SET PROBLEM: Read the records below and copy each line that contains "病毒防护产品测试工程师".

start RECORDS TO PROCESS

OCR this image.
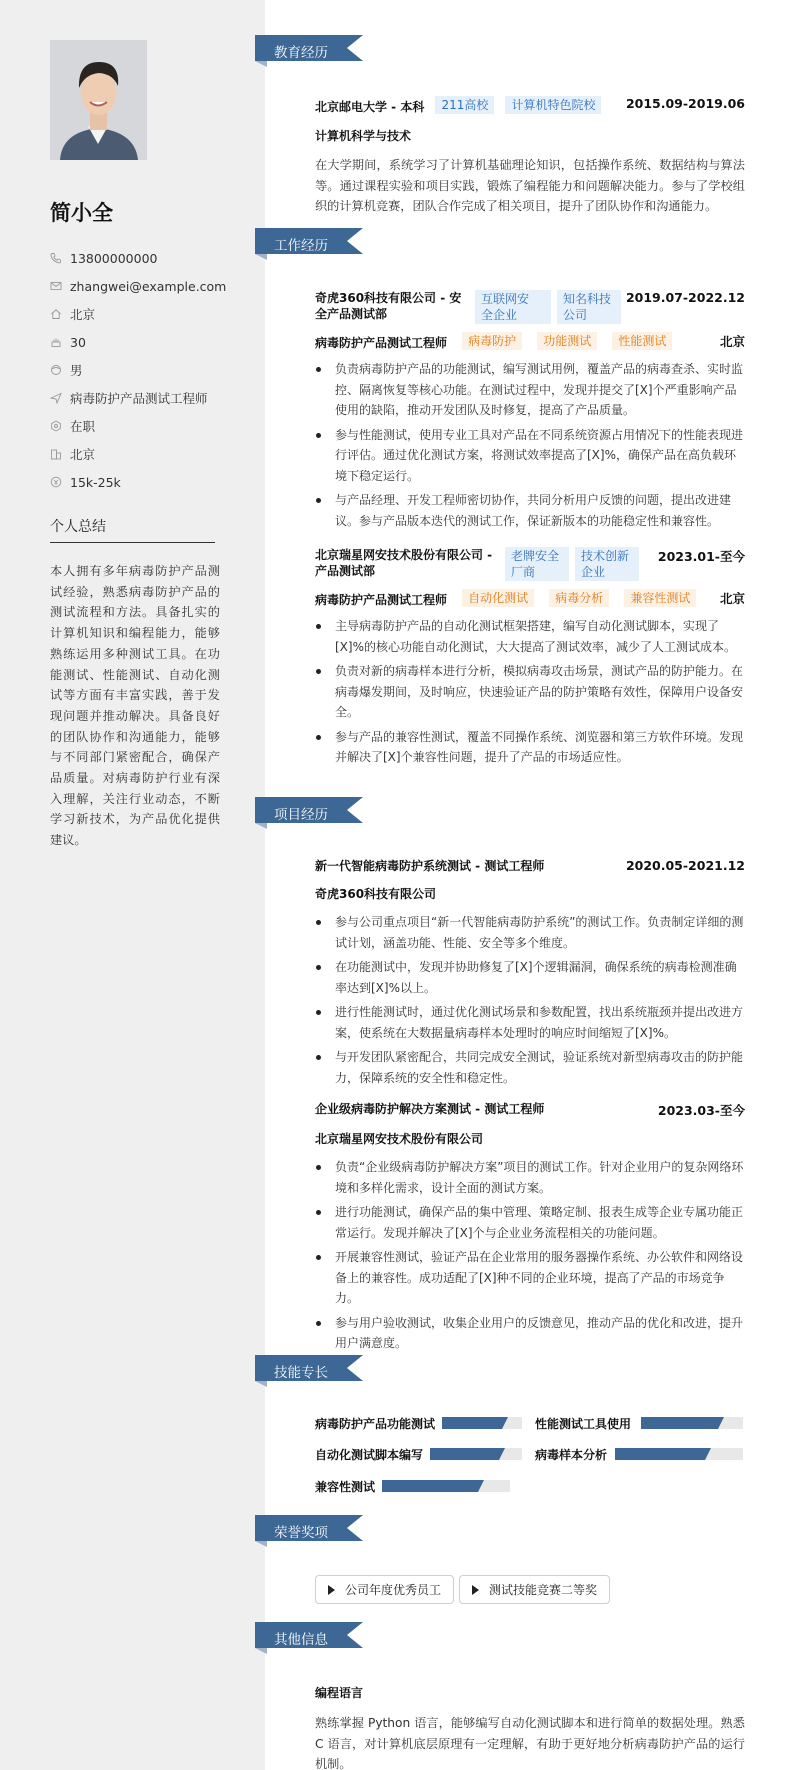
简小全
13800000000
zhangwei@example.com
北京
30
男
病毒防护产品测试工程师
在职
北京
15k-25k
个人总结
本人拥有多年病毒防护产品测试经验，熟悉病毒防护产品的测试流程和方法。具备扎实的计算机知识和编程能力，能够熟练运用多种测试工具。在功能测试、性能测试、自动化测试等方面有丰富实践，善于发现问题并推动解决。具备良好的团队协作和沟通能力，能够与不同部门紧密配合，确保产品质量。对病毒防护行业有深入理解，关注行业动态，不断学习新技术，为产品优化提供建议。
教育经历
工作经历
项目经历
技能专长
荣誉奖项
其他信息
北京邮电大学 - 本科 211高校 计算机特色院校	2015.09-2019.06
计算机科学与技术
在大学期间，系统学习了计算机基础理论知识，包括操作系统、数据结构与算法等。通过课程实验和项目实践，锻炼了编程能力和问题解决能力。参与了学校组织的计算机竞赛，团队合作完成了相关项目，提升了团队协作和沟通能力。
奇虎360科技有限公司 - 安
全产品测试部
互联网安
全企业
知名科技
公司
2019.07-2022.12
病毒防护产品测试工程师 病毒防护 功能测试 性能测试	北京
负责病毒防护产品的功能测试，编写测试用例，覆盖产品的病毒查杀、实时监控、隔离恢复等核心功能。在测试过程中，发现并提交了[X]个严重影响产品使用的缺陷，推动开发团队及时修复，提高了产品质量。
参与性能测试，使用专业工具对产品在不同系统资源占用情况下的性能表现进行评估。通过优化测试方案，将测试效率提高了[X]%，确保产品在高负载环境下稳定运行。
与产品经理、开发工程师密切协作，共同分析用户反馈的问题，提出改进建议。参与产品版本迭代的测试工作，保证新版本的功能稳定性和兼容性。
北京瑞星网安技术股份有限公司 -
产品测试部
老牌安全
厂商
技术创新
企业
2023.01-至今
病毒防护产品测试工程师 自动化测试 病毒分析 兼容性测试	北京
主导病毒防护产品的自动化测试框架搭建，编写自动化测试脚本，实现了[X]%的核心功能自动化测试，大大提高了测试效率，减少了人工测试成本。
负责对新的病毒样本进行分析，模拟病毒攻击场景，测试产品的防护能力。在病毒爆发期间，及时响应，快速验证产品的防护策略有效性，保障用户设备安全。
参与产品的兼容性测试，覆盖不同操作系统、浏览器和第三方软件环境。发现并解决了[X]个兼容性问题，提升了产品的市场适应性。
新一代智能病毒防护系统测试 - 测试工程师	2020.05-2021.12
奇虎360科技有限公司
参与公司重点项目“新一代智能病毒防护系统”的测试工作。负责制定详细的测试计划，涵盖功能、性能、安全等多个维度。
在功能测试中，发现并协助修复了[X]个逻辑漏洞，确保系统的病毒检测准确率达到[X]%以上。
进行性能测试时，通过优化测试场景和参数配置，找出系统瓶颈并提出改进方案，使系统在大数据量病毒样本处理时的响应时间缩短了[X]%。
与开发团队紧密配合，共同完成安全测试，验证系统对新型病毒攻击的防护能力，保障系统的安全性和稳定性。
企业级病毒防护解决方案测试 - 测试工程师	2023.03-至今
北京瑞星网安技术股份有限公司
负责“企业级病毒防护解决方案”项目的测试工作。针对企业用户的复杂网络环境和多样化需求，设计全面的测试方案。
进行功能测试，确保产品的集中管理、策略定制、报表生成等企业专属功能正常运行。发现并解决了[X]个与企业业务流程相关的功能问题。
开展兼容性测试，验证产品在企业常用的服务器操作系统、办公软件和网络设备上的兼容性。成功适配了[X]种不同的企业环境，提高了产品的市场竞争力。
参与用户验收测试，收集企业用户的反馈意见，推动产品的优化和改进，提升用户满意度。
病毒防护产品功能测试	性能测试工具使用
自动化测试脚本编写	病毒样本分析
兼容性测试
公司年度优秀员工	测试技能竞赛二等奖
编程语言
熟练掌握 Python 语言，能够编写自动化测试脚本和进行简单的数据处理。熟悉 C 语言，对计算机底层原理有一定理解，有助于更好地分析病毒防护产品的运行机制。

end RECORDS TO PROCESS
start RECORDS TO PROCESS

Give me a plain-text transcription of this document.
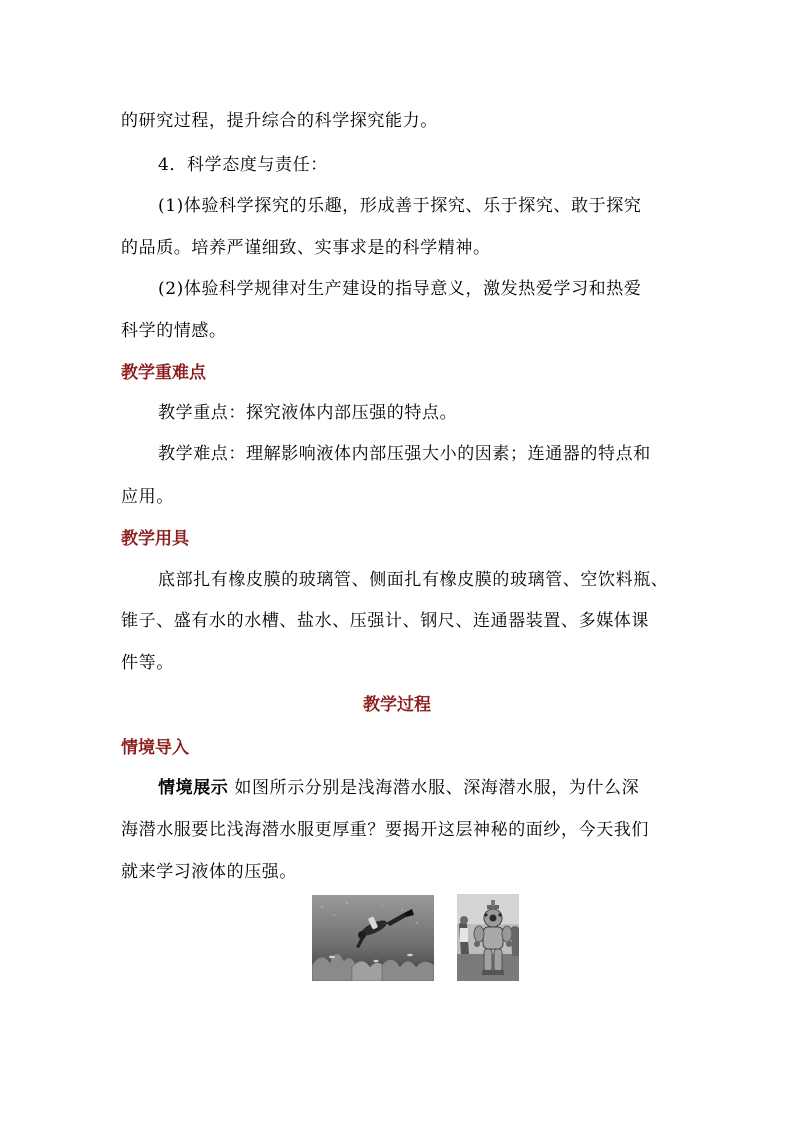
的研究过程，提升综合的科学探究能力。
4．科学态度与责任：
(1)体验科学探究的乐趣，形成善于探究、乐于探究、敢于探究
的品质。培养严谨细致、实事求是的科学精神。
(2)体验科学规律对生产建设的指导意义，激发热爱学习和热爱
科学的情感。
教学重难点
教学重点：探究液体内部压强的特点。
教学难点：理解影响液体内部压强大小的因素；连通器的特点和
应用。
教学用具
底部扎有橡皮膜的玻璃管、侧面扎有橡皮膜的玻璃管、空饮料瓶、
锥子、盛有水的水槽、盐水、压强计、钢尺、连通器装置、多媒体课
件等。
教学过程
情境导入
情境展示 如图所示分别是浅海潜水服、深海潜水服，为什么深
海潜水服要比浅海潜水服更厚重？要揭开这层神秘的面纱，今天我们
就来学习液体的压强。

end RECORDS TO PROCESS

SOLVED PROBLEM:
病毒防护产品测试工程师
病毒防护产品测试工程师 病毒防护 功能测试 性能测试	北京
病毒防护产品测试工程师 自动化测试 病毒分析 兼容性测试	北京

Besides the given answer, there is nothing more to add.